I have a new post at the OnFaith site about the new Kurt Cobain documentary Montage of Heck and a recent Sufjan Stevens show at Constitution Hall in Washington, D.C.
I remember the first time I heard Nirvana’s genre-defining album Nevermind. A friend and I had skipped class during what would become my first of two senior years (due to a school transfer later that year).
We were parked in front of the music store, she in the passenger seat, a surfer girl with a nose ring and a tattoo, which wasn’t altogether common for high school girls in those days, this being before grunge really became a thing and Goth’s ascendancy was a thing of the past.
The now familiar naked baby album cover on the dash of my ’81 Volvo station wagon, the cassette clicked, and those power chords of “Smells Like Teen Spirit” assaulted my ear canal for the first time.
“Grandma, take me home”

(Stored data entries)
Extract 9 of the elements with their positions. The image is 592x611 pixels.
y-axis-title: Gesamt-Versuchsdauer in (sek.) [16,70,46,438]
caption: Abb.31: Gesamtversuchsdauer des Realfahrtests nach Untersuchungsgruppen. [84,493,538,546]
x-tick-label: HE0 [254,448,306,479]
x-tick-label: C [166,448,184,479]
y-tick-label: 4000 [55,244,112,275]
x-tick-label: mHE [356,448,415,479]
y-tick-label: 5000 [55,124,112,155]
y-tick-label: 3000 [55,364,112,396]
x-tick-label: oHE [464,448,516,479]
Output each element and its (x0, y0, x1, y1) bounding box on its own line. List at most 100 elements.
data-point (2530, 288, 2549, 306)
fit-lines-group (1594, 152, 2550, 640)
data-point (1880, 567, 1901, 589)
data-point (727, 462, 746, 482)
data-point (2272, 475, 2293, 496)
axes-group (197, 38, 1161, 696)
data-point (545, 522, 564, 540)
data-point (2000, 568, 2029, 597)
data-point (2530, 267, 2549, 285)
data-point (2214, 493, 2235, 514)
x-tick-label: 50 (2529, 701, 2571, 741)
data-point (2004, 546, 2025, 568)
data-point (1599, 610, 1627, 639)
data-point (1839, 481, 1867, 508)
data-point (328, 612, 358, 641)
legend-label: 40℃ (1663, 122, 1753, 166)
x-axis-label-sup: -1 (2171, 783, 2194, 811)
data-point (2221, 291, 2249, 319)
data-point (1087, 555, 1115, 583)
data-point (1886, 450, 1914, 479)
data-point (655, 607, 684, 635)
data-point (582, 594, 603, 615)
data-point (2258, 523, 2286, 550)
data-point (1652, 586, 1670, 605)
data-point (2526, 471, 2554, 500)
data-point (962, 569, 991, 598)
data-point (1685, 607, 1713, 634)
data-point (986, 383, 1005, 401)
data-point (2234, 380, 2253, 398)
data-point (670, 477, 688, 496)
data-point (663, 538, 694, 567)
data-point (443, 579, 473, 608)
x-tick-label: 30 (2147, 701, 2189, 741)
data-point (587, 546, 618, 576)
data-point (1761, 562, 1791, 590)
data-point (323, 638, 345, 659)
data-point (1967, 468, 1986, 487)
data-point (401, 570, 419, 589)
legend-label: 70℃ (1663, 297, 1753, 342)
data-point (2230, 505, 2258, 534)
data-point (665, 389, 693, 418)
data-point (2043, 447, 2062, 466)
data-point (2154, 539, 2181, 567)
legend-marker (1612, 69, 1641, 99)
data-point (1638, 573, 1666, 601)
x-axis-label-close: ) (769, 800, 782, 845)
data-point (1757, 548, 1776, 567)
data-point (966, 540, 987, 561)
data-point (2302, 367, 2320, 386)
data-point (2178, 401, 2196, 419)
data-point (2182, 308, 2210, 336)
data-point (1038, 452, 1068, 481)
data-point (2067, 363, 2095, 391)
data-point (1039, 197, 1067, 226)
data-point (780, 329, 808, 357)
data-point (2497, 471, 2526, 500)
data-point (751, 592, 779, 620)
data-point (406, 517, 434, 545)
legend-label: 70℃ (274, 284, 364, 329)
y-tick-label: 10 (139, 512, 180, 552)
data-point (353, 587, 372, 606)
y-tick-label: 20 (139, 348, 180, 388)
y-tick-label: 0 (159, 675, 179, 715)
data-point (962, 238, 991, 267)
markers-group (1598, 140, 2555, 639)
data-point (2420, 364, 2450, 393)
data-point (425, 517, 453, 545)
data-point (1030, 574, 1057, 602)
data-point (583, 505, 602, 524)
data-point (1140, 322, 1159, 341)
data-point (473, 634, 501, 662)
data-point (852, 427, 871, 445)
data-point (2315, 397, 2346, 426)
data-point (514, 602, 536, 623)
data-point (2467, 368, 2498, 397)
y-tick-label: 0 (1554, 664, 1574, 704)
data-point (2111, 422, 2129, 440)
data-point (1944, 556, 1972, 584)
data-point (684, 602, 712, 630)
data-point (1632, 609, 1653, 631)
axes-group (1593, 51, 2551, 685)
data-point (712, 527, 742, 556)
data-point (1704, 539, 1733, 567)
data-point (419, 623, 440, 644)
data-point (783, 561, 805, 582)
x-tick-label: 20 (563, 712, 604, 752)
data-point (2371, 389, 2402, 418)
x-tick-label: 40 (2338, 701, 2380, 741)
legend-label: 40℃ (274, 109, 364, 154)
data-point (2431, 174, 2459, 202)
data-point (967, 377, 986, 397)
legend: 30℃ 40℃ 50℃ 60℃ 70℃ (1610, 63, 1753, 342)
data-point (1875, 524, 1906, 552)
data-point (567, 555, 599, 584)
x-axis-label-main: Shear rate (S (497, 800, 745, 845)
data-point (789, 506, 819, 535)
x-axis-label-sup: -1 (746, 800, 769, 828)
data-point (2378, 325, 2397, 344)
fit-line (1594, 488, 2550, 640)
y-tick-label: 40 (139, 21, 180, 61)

=== Exercise aim ===
Summarize the post about Kurt Cobain, Sufjan Stevens and Nirvana in two sentences.

=== Answer to the exercise ===
The writer announces a new OnFaith post about the Kurt Cobain documentary Montage of Heck and a recent Sufjan Stevens show at Constitution Hall in Washington, D.C. The writer then recalls first hearing Nirvana's Nevermind after skipping class with a friend, parked in front of a music store in an '81 Volvo station wagon as the cassette played "Smells Like Teen Spirit."